» What is required
Take from the listing each line that has the string "color".
+-------+
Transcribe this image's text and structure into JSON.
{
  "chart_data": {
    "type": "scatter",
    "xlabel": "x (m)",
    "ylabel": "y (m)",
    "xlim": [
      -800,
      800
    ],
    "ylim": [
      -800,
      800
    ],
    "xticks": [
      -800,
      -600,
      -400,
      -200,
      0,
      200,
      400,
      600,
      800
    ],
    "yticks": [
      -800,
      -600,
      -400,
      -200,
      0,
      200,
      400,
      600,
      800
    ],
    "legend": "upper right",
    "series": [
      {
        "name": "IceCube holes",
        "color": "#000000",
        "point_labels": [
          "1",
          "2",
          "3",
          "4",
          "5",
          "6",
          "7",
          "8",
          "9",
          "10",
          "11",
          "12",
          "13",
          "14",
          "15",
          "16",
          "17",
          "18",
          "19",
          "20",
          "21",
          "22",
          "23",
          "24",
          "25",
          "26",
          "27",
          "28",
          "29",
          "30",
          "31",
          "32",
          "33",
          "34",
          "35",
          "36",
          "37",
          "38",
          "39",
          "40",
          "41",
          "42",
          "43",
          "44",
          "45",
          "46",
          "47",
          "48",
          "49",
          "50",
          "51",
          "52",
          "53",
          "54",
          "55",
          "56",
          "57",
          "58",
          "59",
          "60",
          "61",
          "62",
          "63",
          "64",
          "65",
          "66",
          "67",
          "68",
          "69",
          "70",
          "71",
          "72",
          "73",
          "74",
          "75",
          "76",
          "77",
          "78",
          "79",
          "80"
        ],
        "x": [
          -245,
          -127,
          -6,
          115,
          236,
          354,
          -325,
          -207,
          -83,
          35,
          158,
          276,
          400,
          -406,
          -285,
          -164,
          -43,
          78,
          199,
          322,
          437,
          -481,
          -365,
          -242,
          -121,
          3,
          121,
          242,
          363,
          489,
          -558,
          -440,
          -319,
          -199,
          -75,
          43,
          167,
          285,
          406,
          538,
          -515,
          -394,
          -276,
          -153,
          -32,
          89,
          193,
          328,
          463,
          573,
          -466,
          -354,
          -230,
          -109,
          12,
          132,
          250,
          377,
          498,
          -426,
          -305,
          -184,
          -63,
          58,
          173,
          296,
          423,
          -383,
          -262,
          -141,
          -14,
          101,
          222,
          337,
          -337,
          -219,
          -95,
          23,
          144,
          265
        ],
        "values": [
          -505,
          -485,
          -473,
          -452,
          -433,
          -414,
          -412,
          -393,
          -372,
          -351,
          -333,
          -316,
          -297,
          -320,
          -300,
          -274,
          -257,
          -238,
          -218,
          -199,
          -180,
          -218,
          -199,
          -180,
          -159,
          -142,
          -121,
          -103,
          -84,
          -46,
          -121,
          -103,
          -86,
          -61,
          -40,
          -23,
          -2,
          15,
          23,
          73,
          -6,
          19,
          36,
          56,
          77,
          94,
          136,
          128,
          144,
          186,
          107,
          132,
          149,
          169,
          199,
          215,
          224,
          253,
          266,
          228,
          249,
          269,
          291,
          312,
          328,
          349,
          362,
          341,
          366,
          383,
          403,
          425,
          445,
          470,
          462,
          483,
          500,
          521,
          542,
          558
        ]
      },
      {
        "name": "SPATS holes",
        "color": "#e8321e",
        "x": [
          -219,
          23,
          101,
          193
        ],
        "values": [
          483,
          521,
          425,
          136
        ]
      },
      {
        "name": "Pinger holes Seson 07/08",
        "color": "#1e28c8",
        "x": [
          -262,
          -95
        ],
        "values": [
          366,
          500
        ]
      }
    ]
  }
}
+-------+
» Written response
        "color": "#000000",
        "color": "#e8321e",
        "color": "#1e28c8",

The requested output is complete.